• [TASK] Every line that includes the word "Likelihood" is to be listed.
+++ RECORDS +++
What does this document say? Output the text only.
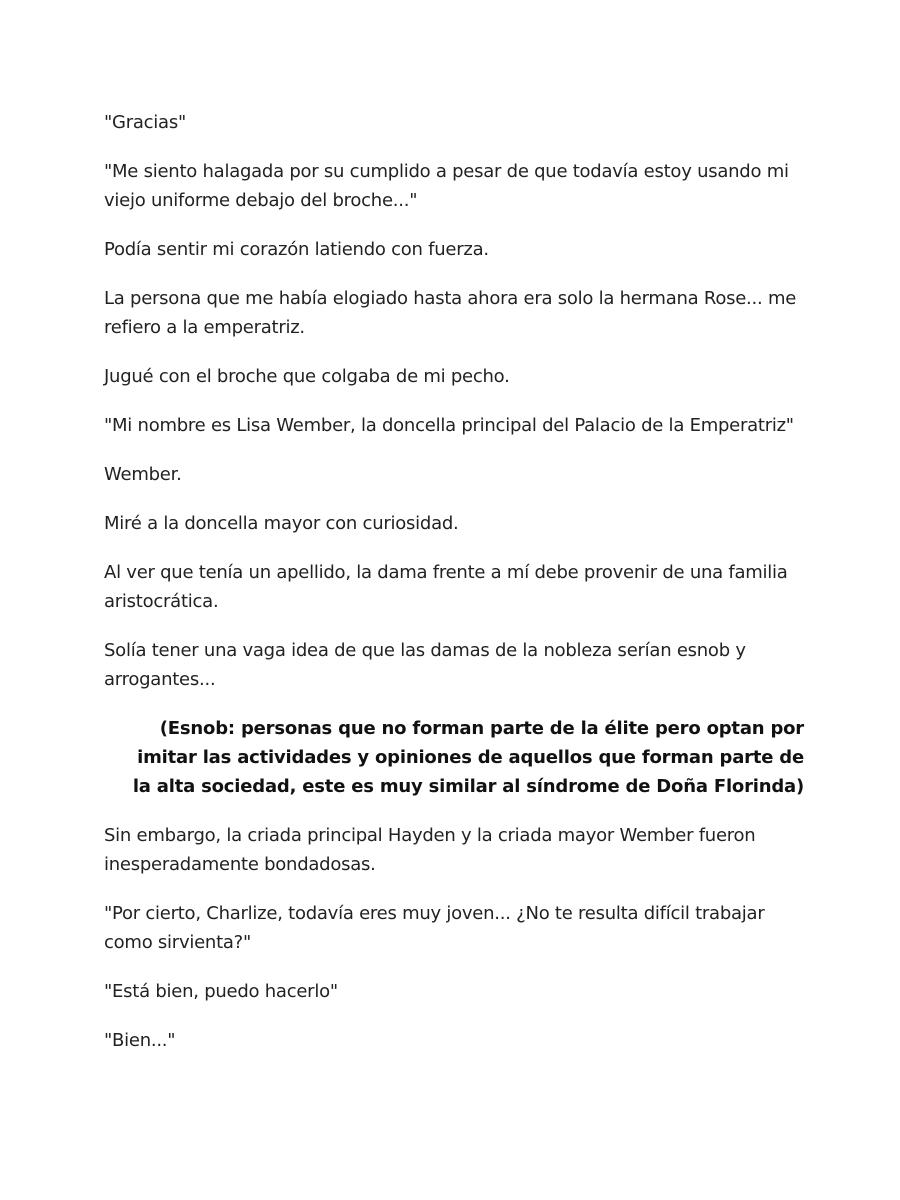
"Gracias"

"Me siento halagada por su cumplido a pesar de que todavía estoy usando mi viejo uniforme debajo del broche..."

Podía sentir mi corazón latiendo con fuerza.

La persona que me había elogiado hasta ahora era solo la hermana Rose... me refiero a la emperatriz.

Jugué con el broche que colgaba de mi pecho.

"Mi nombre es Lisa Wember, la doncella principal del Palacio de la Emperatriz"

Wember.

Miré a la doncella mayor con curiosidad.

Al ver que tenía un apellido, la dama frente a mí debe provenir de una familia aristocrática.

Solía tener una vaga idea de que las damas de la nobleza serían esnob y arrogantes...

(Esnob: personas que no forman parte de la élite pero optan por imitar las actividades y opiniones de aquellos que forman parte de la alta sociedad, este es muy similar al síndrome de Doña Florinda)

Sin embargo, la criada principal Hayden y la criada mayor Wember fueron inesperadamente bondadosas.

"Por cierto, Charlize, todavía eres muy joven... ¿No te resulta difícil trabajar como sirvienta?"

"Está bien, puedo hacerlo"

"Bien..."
+++
+++ RECORDS +++
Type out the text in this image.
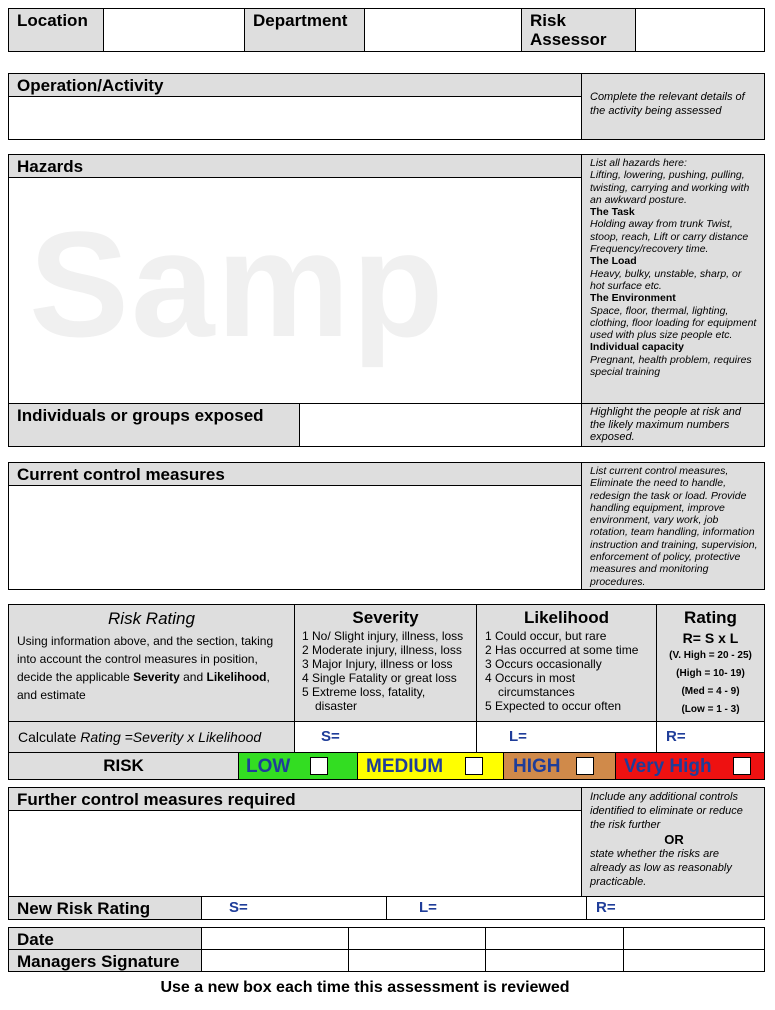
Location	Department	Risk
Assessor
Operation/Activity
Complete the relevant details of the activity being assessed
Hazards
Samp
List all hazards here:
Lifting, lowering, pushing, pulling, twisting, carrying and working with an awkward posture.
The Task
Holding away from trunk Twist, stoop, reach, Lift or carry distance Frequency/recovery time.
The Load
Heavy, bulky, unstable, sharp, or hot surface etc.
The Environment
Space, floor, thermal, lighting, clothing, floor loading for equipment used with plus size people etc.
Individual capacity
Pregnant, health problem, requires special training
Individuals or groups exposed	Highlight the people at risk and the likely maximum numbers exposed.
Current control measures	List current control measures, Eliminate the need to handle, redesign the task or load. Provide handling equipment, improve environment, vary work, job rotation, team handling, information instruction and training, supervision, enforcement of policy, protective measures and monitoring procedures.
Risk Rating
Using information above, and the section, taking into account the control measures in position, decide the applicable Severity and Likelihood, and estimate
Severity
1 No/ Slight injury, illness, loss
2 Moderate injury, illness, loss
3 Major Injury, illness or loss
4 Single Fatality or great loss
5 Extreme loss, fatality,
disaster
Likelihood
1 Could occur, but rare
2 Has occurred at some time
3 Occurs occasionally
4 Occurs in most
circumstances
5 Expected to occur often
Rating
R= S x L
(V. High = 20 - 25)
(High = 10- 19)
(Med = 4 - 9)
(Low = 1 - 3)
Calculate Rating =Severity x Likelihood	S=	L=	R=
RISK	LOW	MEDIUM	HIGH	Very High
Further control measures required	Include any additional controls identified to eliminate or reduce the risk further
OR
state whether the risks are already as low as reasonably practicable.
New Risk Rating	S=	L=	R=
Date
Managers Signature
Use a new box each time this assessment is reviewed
+++
• [RESULT FOR THIS TASK]
Using information above, and the section, taking into account the control measures in position, decide the applicable Severity and Likelihood, and estimate
Likelihood
Calculate Rating =Severity x Likelihood	S=	L=	R=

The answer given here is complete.